# Written exercise
Extract, from the records beneath this instruction, each line that contains the word "JSON".

# Given information

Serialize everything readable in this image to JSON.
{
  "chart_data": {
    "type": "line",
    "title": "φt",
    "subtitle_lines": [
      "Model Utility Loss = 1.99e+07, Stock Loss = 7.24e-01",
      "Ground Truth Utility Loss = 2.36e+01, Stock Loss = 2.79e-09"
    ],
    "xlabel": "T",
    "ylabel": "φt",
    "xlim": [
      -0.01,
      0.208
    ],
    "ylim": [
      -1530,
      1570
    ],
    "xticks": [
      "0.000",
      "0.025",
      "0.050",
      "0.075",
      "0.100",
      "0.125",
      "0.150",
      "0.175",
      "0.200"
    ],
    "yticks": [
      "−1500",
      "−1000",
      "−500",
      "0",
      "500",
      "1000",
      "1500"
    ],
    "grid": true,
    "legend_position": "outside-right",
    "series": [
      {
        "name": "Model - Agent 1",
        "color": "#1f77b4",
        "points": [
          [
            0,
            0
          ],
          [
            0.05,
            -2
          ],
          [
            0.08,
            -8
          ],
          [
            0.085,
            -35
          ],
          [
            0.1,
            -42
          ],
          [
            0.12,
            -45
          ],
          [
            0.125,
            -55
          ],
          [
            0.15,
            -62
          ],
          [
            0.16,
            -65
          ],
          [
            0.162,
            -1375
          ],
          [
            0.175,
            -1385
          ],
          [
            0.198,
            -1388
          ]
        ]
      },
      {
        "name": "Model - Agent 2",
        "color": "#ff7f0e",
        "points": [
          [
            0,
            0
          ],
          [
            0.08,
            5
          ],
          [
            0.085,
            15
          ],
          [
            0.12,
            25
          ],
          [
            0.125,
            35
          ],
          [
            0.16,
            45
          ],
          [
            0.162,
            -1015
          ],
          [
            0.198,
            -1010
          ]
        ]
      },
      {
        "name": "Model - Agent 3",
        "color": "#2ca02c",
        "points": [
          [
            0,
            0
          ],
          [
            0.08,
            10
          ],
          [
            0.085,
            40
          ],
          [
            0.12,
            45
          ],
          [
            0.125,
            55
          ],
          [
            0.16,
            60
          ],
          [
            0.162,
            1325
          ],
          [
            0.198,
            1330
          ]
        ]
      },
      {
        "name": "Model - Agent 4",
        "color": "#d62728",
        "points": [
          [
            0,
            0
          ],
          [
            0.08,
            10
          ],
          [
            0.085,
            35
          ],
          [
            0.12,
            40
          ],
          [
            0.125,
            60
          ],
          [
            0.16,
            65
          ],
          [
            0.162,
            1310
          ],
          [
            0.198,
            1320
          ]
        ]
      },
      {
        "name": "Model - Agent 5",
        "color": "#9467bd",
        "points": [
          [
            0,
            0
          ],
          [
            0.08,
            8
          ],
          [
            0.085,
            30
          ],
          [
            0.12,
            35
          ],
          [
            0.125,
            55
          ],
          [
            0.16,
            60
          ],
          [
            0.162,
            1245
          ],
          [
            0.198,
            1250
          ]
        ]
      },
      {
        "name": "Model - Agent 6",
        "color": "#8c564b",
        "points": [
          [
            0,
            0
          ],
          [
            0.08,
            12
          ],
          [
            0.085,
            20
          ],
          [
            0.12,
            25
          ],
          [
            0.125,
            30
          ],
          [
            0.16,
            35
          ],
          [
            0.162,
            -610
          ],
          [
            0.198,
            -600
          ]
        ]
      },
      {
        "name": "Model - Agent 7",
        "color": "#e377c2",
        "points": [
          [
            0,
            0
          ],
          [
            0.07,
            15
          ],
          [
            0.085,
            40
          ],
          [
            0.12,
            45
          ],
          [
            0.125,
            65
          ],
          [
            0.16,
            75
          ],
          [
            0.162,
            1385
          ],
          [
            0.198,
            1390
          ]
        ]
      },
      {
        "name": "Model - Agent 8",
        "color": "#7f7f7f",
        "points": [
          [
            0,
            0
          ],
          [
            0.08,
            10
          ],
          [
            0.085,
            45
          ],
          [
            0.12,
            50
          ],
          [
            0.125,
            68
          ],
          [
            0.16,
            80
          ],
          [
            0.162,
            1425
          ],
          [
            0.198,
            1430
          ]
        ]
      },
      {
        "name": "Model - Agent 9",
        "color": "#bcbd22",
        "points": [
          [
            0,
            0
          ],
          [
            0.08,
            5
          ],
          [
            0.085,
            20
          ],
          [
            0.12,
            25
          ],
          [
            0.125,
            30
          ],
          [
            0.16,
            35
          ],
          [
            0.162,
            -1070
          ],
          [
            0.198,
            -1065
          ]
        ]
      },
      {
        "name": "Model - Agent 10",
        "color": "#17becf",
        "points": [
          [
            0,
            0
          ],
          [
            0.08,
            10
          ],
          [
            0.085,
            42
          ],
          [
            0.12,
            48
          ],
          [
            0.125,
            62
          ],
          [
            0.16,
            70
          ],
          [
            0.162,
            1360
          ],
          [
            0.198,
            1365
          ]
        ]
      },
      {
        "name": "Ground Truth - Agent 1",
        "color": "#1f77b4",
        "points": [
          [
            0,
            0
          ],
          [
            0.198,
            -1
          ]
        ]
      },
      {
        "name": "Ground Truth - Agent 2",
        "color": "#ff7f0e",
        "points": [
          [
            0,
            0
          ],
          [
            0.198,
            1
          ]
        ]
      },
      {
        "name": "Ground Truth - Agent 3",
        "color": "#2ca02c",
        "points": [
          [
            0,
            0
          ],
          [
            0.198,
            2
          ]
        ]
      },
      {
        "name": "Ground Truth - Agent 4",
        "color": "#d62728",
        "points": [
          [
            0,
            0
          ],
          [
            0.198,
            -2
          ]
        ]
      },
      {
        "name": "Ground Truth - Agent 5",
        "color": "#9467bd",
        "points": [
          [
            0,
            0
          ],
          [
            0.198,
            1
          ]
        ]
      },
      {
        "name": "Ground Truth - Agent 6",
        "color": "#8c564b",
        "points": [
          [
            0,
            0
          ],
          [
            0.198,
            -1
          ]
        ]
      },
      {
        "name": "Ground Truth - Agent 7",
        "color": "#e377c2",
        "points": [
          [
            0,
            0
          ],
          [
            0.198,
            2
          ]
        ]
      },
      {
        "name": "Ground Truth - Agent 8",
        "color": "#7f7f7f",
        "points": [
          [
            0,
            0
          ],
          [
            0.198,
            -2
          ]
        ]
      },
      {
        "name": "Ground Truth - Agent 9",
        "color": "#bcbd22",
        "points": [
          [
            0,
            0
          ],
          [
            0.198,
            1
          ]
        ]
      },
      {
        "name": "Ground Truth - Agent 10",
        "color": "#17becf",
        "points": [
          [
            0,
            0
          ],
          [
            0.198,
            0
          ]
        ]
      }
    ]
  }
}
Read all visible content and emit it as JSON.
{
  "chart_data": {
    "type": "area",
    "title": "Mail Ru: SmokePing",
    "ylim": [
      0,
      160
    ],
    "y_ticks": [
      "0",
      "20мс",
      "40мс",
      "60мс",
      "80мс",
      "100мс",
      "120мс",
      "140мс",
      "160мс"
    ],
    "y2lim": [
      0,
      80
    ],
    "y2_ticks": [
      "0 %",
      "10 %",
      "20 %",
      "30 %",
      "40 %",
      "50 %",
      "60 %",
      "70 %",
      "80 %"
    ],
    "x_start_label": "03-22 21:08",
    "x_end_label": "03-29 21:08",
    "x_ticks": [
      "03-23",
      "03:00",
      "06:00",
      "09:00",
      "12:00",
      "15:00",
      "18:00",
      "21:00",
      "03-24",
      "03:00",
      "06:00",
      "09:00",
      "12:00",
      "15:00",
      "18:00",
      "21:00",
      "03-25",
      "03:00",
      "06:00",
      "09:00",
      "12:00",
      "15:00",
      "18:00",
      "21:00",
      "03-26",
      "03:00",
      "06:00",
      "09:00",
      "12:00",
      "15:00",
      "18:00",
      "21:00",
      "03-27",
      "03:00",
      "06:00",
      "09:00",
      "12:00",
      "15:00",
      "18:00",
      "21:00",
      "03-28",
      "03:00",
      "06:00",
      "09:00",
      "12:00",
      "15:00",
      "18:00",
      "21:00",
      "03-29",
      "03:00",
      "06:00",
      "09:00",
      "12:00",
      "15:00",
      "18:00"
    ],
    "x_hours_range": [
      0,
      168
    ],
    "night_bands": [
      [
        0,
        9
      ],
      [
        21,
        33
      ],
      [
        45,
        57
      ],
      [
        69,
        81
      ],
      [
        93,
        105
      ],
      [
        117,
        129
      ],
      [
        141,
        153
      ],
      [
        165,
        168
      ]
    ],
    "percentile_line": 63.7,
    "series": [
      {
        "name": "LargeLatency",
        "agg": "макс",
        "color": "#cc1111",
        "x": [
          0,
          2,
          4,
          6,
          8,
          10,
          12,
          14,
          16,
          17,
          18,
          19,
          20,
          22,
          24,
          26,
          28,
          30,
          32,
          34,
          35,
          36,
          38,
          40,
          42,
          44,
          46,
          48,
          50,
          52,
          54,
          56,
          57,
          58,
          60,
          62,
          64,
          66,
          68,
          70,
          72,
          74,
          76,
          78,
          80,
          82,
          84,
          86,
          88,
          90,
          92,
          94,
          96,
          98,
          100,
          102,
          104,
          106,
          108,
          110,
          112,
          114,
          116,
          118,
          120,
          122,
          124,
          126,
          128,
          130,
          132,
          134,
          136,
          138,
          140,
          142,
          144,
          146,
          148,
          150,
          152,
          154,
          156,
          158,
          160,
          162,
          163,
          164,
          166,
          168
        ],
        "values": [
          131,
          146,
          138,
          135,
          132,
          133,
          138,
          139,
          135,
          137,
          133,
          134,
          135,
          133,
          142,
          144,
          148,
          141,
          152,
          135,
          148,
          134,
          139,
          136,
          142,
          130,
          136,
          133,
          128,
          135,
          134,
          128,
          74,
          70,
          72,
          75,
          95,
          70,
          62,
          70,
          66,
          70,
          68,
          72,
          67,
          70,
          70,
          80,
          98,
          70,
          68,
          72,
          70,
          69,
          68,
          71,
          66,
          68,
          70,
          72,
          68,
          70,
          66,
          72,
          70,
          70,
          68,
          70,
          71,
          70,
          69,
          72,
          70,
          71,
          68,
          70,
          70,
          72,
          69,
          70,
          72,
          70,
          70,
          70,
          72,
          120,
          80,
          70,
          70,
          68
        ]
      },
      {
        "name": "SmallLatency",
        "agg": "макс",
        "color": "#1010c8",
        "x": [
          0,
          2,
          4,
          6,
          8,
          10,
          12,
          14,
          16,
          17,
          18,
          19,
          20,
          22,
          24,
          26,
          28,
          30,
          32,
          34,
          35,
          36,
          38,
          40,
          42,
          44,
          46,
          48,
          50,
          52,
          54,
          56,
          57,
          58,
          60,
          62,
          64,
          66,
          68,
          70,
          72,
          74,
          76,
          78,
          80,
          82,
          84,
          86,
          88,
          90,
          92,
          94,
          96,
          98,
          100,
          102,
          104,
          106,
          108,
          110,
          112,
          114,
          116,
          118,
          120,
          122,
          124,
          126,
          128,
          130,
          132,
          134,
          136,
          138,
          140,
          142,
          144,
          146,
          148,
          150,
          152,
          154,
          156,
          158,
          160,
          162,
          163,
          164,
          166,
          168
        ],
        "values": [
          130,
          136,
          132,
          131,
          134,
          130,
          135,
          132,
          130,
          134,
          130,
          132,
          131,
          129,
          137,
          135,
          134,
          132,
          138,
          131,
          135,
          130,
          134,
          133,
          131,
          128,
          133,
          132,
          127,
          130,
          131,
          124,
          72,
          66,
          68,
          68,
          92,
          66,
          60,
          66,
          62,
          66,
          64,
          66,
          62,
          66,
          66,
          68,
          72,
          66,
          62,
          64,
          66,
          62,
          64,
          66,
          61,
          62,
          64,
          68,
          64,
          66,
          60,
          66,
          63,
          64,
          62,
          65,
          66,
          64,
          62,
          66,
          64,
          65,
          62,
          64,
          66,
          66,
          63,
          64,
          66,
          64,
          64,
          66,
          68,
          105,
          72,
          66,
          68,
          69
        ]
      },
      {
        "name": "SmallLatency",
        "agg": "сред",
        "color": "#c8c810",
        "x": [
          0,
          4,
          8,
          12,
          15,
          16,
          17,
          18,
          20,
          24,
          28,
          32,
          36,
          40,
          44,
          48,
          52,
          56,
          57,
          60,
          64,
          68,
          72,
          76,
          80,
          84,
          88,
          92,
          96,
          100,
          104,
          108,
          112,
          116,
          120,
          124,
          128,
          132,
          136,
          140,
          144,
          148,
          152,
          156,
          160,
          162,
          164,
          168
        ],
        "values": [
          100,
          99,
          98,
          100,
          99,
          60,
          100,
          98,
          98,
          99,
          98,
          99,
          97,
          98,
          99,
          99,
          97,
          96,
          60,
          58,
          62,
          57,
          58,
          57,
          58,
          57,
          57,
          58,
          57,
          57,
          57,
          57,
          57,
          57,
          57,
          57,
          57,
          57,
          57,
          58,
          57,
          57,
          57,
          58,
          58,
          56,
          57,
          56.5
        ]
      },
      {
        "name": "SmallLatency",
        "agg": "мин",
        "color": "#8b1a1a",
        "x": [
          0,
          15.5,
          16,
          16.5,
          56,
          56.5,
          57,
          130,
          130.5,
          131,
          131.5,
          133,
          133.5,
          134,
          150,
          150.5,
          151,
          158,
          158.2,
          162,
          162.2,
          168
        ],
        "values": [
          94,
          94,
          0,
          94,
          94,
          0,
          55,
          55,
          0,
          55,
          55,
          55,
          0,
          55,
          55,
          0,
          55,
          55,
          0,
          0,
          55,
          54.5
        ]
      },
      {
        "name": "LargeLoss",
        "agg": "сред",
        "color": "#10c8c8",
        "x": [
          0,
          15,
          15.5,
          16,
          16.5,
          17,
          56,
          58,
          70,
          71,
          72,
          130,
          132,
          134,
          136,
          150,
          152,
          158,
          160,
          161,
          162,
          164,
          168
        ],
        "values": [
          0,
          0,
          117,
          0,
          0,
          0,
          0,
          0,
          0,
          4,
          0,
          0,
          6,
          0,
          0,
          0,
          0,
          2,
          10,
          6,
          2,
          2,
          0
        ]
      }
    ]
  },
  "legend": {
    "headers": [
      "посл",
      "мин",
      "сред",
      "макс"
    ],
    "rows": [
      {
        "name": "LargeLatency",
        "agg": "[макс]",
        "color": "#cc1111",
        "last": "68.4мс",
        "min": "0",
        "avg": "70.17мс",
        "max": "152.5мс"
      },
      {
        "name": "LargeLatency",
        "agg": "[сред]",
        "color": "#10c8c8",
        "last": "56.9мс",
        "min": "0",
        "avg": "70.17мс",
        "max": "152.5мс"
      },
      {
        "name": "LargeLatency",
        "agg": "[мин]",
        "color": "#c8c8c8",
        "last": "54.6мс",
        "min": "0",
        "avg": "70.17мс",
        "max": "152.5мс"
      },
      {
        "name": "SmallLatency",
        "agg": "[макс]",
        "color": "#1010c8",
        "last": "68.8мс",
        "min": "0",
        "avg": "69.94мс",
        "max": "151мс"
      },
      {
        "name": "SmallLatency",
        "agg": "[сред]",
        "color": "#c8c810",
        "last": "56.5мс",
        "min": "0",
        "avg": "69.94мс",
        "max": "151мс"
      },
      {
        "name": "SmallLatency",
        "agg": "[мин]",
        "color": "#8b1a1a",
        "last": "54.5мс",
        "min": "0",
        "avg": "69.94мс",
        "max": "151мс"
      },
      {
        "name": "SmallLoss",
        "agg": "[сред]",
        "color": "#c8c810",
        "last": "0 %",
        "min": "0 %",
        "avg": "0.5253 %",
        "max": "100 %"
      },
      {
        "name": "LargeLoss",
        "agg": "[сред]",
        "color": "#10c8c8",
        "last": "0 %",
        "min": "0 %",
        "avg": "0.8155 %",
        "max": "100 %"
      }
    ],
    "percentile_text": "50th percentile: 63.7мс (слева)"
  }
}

# Result of this exercise
Serialize everything readable in this image to JSON.
Read all visible content and emit it as JSON.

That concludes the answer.